__Material provided__
((
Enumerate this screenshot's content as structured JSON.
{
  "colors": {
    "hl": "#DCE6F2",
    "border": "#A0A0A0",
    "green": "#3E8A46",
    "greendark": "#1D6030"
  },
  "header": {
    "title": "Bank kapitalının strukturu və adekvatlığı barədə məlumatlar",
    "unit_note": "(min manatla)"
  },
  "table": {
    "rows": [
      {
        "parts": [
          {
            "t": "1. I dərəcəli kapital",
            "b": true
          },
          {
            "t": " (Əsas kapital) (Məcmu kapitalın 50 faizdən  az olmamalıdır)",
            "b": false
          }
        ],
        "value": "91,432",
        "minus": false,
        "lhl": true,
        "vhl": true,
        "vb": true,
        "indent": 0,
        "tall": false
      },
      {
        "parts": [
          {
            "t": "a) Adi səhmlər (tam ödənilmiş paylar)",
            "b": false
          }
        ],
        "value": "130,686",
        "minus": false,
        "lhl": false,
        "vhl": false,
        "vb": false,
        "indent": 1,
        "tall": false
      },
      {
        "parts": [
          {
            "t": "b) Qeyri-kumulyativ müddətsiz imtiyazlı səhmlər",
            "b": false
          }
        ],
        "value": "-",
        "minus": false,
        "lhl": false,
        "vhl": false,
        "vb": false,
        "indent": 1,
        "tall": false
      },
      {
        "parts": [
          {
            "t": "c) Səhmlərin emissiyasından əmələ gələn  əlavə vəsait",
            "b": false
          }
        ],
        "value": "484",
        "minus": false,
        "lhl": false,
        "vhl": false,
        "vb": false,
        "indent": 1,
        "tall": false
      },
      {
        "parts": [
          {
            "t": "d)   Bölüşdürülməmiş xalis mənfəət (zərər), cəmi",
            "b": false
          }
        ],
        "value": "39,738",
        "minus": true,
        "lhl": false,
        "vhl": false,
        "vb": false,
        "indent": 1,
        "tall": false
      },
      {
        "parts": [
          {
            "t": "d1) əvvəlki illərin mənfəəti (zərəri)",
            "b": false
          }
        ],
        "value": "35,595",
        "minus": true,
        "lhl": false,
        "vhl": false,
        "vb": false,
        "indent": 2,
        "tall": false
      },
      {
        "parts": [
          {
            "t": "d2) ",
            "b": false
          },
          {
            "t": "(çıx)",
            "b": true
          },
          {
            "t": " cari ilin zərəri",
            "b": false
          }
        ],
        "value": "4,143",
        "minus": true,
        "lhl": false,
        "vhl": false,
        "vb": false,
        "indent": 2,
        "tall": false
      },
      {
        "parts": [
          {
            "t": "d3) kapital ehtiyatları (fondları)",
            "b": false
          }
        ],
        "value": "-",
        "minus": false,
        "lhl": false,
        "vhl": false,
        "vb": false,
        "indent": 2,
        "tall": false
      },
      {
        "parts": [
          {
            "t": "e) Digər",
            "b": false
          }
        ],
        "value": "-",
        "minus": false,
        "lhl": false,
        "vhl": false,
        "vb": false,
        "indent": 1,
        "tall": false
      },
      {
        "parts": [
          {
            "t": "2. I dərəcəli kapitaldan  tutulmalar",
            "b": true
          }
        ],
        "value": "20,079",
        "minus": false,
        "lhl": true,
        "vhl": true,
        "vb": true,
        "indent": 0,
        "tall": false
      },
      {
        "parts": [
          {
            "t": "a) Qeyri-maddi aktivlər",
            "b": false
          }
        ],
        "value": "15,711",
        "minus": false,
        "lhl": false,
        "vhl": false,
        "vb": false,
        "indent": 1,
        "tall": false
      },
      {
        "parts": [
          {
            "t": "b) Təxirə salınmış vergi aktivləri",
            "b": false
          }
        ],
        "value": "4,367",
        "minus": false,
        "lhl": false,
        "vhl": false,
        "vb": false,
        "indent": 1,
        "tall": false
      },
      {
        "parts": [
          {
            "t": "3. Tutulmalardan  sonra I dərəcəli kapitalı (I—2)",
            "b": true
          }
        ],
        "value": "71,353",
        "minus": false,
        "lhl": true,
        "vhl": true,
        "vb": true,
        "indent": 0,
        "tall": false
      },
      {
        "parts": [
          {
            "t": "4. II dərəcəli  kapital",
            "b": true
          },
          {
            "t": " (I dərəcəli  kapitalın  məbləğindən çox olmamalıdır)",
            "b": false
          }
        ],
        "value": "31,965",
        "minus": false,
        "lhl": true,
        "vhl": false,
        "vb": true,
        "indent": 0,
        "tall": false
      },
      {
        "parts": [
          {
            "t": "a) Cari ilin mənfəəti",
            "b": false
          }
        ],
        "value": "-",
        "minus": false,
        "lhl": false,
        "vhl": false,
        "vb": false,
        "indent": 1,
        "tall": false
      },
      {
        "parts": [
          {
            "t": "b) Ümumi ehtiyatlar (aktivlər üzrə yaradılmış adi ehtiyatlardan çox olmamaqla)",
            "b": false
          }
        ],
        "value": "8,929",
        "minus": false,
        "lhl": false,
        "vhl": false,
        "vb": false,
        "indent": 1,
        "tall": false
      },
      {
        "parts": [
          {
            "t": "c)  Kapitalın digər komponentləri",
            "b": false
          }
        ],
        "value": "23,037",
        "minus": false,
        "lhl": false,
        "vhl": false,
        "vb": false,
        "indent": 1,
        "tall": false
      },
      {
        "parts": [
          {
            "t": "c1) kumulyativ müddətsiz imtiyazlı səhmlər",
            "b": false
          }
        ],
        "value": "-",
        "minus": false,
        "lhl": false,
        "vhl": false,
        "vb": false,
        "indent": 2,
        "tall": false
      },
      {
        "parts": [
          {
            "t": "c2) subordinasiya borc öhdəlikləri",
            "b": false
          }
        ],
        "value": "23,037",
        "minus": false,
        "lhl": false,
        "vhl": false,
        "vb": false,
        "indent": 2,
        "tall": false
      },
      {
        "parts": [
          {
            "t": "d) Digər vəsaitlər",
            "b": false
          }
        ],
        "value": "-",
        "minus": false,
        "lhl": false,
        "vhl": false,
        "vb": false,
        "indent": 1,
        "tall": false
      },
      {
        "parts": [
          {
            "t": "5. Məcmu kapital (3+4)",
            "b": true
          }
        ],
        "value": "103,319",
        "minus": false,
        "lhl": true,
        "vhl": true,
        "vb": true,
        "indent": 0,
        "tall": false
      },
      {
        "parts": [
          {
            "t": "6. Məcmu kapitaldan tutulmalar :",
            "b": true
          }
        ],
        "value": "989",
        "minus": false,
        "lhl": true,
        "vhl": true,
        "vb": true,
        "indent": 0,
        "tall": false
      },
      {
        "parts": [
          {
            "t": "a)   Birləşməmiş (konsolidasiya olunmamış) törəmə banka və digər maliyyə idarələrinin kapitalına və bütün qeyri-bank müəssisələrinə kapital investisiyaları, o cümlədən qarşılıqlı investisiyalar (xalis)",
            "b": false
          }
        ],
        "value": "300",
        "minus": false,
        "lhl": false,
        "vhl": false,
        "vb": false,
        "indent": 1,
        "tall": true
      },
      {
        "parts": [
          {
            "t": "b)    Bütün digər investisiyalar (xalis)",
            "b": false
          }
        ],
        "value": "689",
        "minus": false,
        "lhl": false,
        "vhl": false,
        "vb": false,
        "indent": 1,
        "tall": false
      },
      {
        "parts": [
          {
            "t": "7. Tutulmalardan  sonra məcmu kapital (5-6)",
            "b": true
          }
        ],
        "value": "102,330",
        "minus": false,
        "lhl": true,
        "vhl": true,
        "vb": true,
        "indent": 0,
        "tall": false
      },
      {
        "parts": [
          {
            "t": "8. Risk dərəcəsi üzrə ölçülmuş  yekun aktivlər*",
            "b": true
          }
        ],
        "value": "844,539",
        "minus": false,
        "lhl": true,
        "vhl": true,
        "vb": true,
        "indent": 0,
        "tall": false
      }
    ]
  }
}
))
__Written request__
Repeat the data above exactly.

__Response__
Enumerate this screenshot's content as structured JSON.
{
  "colors": {
    "hl": "#DCE6F2",
    "border": "#A0A0A0",
    "green": "#3E8A46",
    "greendark": "#1D6030"
  },
  "header": {
    "title": "Bank kapitalının strukturu və adekvatlığı barədə məlumatlar",
    "unit_note": "(min manatla)"
  },
  "table": {
    "rows": [
      {
        "parts": [
          {
            "t": "1. I dərəcəli kapital",
            "b": true
          },
          {
            "t": " (Əsas kapital) (Məcmu kapitalın 50 faizdən  az olmamalıdır)",
            "b": false
          }
        ],
        "value": "91,432",
        "minus": false,
        "lhl": true,
        "vhl": true,
        "vb": true,
        "indent": 0,
        "tall": false
      },
      {
        "parts": [
          {
            "t": "a) Adi səhmlər (tam ödənilmiş paylar)",
            "b": false
          }
        ],
        "value": "130,686",
        "minus": false,
        "lhl": false,
        "vhl": false,
        "vb": false,
        "indent": 1,
        "tall": false
      },
      {
        "parts": [
          {
            "t": "b) Qeyri-kumulyativ müddətsiz imtiyazlı səhmlər",
            "b": false
          }
        ],
        "value": "-",
        "minus": false,
        "lhl": false,
        "vhl": false,
        "vb": false,
        "indent": 1,
        "tall": false
      },
      {
        "parts": [
          {
            "t": "c) Səhmlərin emissiyasından əmələ gələn  əlavə vəsait",
            "b": false
          }
        ],
        "value": "484",
        "minus": false,
        "lhl": false,
        "vhl": false,
        "vb": false,
        "indent": 1,
        "tall": false
      },
      {
        "parts": [
          {
            "t": "d)   Bölüşdürülməmiş xalis mənfəət (zərər), cəmi",
            "b": false
          }
        ],
        "value": "39,738",
        "minus": true,
        "lhl": false,
        "vhl": false,
        "vb": false,
        "indent": 1,
        "tall": false
      },
      {
        "parts": [
          {
            "t": "d1) əvvəlki illərin mənfəəti (zərəri)",
            "b": false
          }
        ],
        "value": "35,595",
        "minus": true,
        "lhl": false,
        "vhl": false,
        "vb": false,
        "indent": 2,
        "tall": false
      },
      {
        "parts": [
          {
            "t": "d2) ",
            "b": false
          },
          {
            "t": "(çıx)",
            "b": true
          },
          {
            "t": " cari ilin zərəri",
            "b": false
          }
        ],
        "value": "4,143",
        "minus": true,
        "lhl": false,
        "vhl": false,
        "vb": false,
        "indent": 2,
        "tall": false
      },
      {
        "parts": [
          {
            "t": "d3) kapital ehtiyatları (fondları)",
            "b": false
          }
        ],
        "value": "-",
        "minus": false,
        "lhl": false,
        "vhl": false,
        "vb": false,
        "indent": 2,
        "tall": false
      },
      {
        "parts": [
          {
            "t": "e) Digər",
            "b": false
          }
        ],
        "value": "-",
        "minus": false,
        "lhl": false,
        "vhl": false,
        "vb": false,
        "indent": 1,
        "tall": false
      },
      {
        "parts": [
          {
            "t": "2. I dərəcəli kapitaldan  tutulmalar",
            "b": true
          }
        ],
        "value": "20,079",
        "minus": false,
        "lhl": true,
        "vhl": true,
        "vb": true,
        "indent": 0,
        "tall": false
      },
      {
        "parts": [
          {
            "t": "a) Qeyri-maddi aktivlər",
            "b": false
          }
        ],
        "value": "15,711",
        "minus": false,
        "lhl": false,
        "vhl": false,
        "vb": false,
        "indent": 1,
        "tall": false
      },
      {
        "parts": [
          {
            "t": "b) Təxirə salınmış vergi aktivləri",
            "b": false
          }
        ],
        "value": "4,367",
        "minus": false,
        "lhl": false,
        "vhl": false,
        "vb": false,
        "indent": 1,
        "tall": false
      },
      {
        "parts": [
          {
            "t": "3. Tutulmalardan  sonra I dərəcəli kapitalı (I—2)",
            "b": true
          }
        ],
        "value": "71,353",
        "minus": false,
        "lhl": true,
        "vhl": true,
        "vb": true,
        "indent": 0,
        "tall": false
      },
      {
        "parts": [
          {
            "t": "4. II dərəcəli  kapital",
            "b": true
          },
          {
            "t": " (I dərəcəli  kapitalın  məbləğindən çox olmamalıdır)",
            "b": false
          }
        ],
        "value": "31,965",
        "minus": false,
        "lhl": true,
        "vhl": false,
        "vb": true,
        "indent": 0,
        "tall": false
      },
      {
        "parts": [
          {
            "t": "a) Cari ilin mənfəəti",
            "b": false
          }
        ],
        "value": "-",
        "minus": false,
        "lhl": false,
        "vhl": false,
        "vb": false,
        "indent": 1,
        "tall": false
      },
      {
        "parts": [
          {
            "t": "b) Ümumi ehtiyatlar (aktivlər üzrə yaradılmış adi ehtiyatlardan çox olmamaqla)",
            "b": false
          }
        ],
        "value": "8,929",
        "minus": false,
        "lhl": false,
        "vhl": false,
        "vb": false,
        "indent": 1,
        "tall": false
      },
      {
        "parts": [
          {
            "t": "c)  Kapitalın digər komponentləri",
            "b": false
          }
        ],
        "value": "23,037",
        "minus": false,
        "lhl": false,
        "vhl": false,
        "vb": false,
        "indent": 1,
        "tall": false
      },
      {
        "parts": [
          {
            "t": "c1) kumulyativ müddətsiz imtiyazlı səhmlər",
            "b": false
          }
        ],
        "value": "-",
        "minus": false,
        "lhl": false,
        "vhl": false,
        "vb": false,
        "indent": 2,
        "tall": false
      },
      {
        "parts": [
          {
            "t": "c2) subordinasiya borc öhdəlikləri",
            "b": false
          }
        ],
        "value": "23,037",
        "minus": false,
        "lhl": false,
        "vhl": false,
        "vb": false,
        "indent": 2,
        "tall": false
      },
      {
        "parts": [
          {
            "t": "d) Digər vəsaitlər",
            "b": false
          }
        ],
        "value": "-",
        "minus": false,
        "lhl": false,
        "vhl": false,
        "vb": false,
        "indent": 1,
        "tall": false
      },
      {
        "parts": [
          {
            "t": "5. Məcmu kapital (3+4)",
            "b": true
          }
        ],
        "value": "103,319",
        "minus": false,
        "lhl": true,
        "vhl": true,
        "vb": true,
        "indent": 0,
        "tall": false
      },
      {
        "parts": [
          {
            "t": "6. Məcmu kapitaldan tutulmalar :",
            "b": true
          }
        ],
        "value": "989",
        "minus": false,
        "lhl": true,
        "vhl": true,
        "vb": true,
        "indent": 0,
        "tall": false
      },
      {
        "parts": [
          {
            "t": "a)   Birləşməmiş (konsolidasiya olunmamış) törəmə banka və digər maliyyə idarələrinin kapitalına və bütün qeyri-bank müəssisələrinə kapital investisiyaları, o cümlədən qarşılıqlı investisiyalar (xalis)",
            "b": false
          }
        ],
        "value": "300",
        "minus": false,
        "lhl": false,
        "vhl": false,
        "vb": false,
        "indent": 1,
        "tall": true
      },
      {
        "parts": [
          {
            "t": "b)    Bütün digər investisiyalar (xalis)",
            "b": false
          }
        ],
        "value": "689",
        "minus": false,
        "lhl": false,
        "vhl": false,
        "vb": false,
        "indent": 1,
        "tall": false
      },
      {
        "parts": [
          {
            "t": "7. Tutulmalardan  sonra məcmu kapital (5-6)",
            "b": true
          }
        ],
        "value": "102,330",
        "minus": false,
        "lhl": true,
        "vhl": true,
        "vb": true,
        "indent": 0,
        "tall": false
      },
      {
        "parts": [
          {
            "t": "8. Risk dərəcəsi üzrə ölçülmuş  yekun aktivlər*",
            "b": true
          }
        ],
        "value": "844,539",
        "minus": false,
        "lhl": true,
        "vhl": true,
        "vb": true,
        "indent": 0,
        "tall": false
      }
    ]
  }
}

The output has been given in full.